**Exercise input:**
——————————

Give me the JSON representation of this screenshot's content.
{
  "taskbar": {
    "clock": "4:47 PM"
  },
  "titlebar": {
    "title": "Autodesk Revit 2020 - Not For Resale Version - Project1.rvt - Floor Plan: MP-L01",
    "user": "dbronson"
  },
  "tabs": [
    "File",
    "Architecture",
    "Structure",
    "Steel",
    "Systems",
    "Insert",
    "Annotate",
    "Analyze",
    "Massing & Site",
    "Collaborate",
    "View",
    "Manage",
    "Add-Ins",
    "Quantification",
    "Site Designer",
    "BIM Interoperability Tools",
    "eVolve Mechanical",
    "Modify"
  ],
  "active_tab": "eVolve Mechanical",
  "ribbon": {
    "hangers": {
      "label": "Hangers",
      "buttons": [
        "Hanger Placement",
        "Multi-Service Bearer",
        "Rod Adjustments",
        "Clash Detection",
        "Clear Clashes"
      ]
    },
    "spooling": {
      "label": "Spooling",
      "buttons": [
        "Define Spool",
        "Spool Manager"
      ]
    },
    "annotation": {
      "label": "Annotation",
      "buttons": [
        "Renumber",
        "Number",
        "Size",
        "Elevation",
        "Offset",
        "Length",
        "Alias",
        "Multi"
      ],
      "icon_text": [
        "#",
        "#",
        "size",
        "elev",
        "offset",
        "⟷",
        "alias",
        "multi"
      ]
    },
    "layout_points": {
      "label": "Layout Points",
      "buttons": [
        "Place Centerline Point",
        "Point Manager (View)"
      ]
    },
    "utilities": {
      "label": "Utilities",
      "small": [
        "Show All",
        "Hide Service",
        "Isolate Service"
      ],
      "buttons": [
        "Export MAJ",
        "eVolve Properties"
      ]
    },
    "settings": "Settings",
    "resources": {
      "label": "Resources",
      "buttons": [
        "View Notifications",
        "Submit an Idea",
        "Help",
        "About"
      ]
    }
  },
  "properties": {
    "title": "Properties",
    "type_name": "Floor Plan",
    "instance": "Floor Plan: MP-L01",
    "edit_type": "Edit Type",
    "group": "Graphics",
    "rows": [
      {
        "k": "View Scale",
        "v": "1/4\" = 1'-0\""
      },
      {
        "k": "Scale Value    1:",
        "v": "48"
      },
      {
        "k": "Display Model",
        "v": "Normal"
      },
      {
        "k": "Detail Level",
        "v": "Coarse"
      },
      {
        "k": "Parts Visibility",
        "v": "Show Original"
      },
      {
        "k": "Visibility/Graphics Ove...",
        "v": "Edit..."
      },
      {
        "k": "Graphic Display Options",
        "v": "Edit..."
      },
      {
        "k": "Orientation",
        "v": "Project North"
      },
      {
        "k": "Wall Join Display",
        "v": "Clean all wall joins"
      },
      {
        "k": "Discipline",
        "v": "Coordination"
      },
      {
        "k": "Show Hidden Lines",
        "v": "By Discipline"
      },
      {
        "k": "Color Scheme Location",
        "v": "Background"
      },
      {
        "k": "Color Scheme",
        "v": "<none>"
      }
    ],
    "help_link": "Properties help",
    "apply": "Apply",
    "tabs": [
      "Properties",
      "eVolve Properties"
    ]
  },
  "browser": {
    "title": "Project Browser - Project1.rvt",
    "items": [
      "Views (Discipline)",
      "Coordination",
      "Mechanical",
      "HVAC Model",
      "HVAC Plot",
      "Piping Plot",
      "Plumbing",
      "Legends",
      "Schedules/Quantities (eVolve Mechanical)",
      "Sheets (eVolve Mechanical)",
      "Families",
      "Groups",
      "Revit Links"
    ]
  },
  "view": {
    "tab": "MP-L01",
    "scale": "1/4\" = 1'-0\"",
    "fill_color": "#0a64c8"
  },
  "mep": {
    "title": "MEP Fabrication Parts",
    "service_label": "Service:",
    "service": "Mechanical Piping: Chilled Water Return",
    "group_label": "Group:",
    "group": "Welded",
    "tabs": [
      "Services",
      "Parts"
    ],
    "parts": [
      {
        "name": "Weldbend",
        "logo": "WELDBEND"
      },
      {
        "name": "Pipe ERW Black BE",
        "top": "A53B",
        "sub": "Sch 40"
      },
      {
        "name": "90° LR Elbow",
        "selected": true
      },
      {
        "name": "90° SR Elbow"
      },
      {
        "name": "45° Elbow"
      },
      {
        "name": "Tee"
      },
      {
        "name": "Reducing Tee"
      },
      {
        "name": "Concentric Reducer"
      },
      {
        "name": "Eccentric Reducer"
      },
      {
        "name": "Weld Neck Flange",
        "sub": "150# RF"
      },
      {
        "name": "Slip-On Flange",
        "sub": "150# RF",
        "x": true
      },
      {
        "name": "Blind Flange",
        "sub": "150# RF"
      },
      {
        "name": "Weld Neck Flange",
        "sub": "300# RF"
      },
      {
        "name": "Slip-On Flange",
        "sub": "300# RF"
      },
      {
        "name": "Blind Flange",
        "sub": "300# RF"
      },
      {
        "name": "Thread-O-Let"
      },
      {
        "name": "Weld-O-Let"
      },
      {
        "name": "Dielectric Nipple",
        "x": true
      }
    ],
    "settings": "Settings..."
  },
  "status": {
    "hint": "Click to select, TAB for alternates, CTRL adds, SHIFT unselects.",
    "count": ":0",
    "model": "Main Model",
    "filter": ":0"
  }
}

——————————

**Exercise details:** Retype the whole listing, matching it exactly.

**The output:**
Give me the JSON representation of this screenshot's content.
{
  "taskbar": {
    "clock": "4:47 PM"
  },
  "titlebar": {
    "title": "Autodesk Revit 2020 - Not For Resale Version - Project1.rvt - Floor Plan: MP-L01",
    "user": "dbronson"
  },
  "tabs": [
    "File",
    "Architecture",
    "Structure",
    "Steel",
    "Systems",
    "Insert",
    "Annotate",
    "Analyze",
    "Massing & Site",
    "Collaborate",
    "View",
    "Manage",
    "Add-Ins",
    "Quantification",
    "Site Designer",
    "BIM Interoperability Tools",
    "eVolve Mechanical",
    "Modify"
  ],
  "active_tab": "eVolve Mechanical",
  "ribbon": {
    "hangers": {
      "label": "Hangers",
      "buttons": [
        "Hanger Placement",
        "Multi-Service Bearer",
        "Rod Adjustments",
        "Clash Detection",
        "Clear Clashes"
      ]
    },
    "spooling": {
      "label": "Spooling",
      "buttons": [
        "Define Spool",
        "Spool Manager"
      ]
    },
    "annotation": {
      "label": "Annotation",
      "buttons": [
        "Renumber",
        "Number",
        "Size",
        "Elevation",
        "Offset",
        "Length",
        "Alias",
        "Multi"
      ],
      "icon_text": [
        "#",
        "#",
        "size",
        "elev",
        "offset",
        "⟷",
        "alias",
        "multi"
      ]
    },
    "layout_points": {
      "label": "Layout Points",
      "buttons": [
        "Place Centerline Point",
        "Point Manager (View)"
      ]
    },
    "utilities": {
      "label": "Utilities",
      "small": [
        "Show All",
        "Hide Service",
        "Isolate Service"
      ],
      "buttons": [
        "Export MAJ",
        "eVolve Properties"
      ]
    },
    "settings": "Settings",
    "resources": {
      "label": "Resources",
      "buttons": [
        "View Notifications",
        "Submit an Idea",
        "Help",
        "About"
      ]
    }
  },
  "properties": {
    "title": "Properties",
    "type_name": "Floor Plan",
    "instance": "Floor Plan: MP-L01",
    "edit_type": "Edit Type",
    "group": "Graphics",
    "rows": [
      {
        "k": "View Scale",
        "v": "1/4\" = 1'-0\""
      },
      {
        "k": "Scale Value    1:",
        "v": "48"
      },
      {
        "k": "Display Model",
        "v": "Normal"
      },
      {
        "k": "Detail Level",
        "v": "Coarse"
      },
      {
        "k": "Parts Visibility",
        "v": "Show Original"
      },
      {
        "k": "Visibility/Graphics Ove...",
        "v": "Edit..."
      },
      {
        "k": "Graphic Display Options",
        "v": "Edit..."
      },
      {
        "k": "Orientation",
        "v": "Project North"
      },
      {
        "k": "Wall Join Display",
        "v": "Clean all wall joins"
      },
      {
        "k": "Discipline",
        "v": "Coordination"
      },
      {
        "k": "Show Hidden Lines",
        "v": "By Discipline"
      },
      {
        "k": "Color Scheme Location",
        "v": "Background"
      },
      {
        "k": "Color Scheme",
        "v": "<none>"
      }
    ],
    "help_link": "Properties help",
    "apply": "Apply",
    "tabs": [
      "Properties",
      "eVolve Properties"
    ]
  },
  "browser": {
    "title": "Project Browser - Project1.rvt",
    "items": [
      "Views (Discipline)",
      "Coordination",
      "Mechanical",
      "HVAC Model",
      "HVAC Plot",
      "Piping Plot",
      "Plumbing",
      "Legends",
      "Schedules/Quantities (eVolve Mechanical)",
      "Sheets (eVolve Mechanical)",
      "Families",
      "Groups",
      "Revit Links"
    ]
  },
  "view": {
    "tab": "MP-L01",
    "scale": "1/4\" = 1'-0\"",
    "fill_color": "#0a64c8"
  },
  "mep": {
    "title": "MEP Fabrication Parts",
    "service_label": "Service:",
    "service": "Mechanical Piping: Chilled Water Return",
    "group_label": "Group:",
    "group": "Welded",
    "tabs": [
      "Services",
      "Parts"
    ],
    "parts": [
      {
        "name": "Weldbend",
        "logo": "WELDBEND"
      },
      {
        "name": "Pipe ERW Black BE",
        "top": "A53B",
        "sub": "Sch 40"
      },
      {
        "name": "90° LR Elbow",
        "selected": true
      },
      {
        "name": "90° SR Elbow"
      },
      {
        "name": "45° Elbow"
      },
      {
        "name": "Tee"
      },
      {
        "name": "Reducing Tee"
      },
      {
        "name": "Concentric Reducer"
      },
      {
        "name": "Eccentric Reducer"
      },
      {
        "name": "Weld Neck Flange",
        "sub": "150# RF"
      },
      {
        "name": "Slip-On Flange",
        "sub": "150# RF",
        "x": true
      },
      {
        "name": "Blind Flange",
        "sub": "150# RF"
      },
      {
        "name": "Weld Neck Flange",
        "sub": "300# RF"
      },
      {
        "name": "Slip-On Flange",
        "sub": "300# RF"
      },
      {
        "name": "Blind Flange",
        "sub": "300# RF"
      },
      {
        "name": "Thread-O-Let"
      },
      {
        "name": "Weld-O-Let"
      },
      {
        "name": "Dielectric Nipple",
        "x": true
      }
    ],
    "settings": "Settings..."
  },
  "status": {
    "hint": "Click to select, TAB for alternates, CTRL adds, SHIFT unselects.",
    "count": ":0",
    "model": "Main Model",
    "filter": ":0"
  }
}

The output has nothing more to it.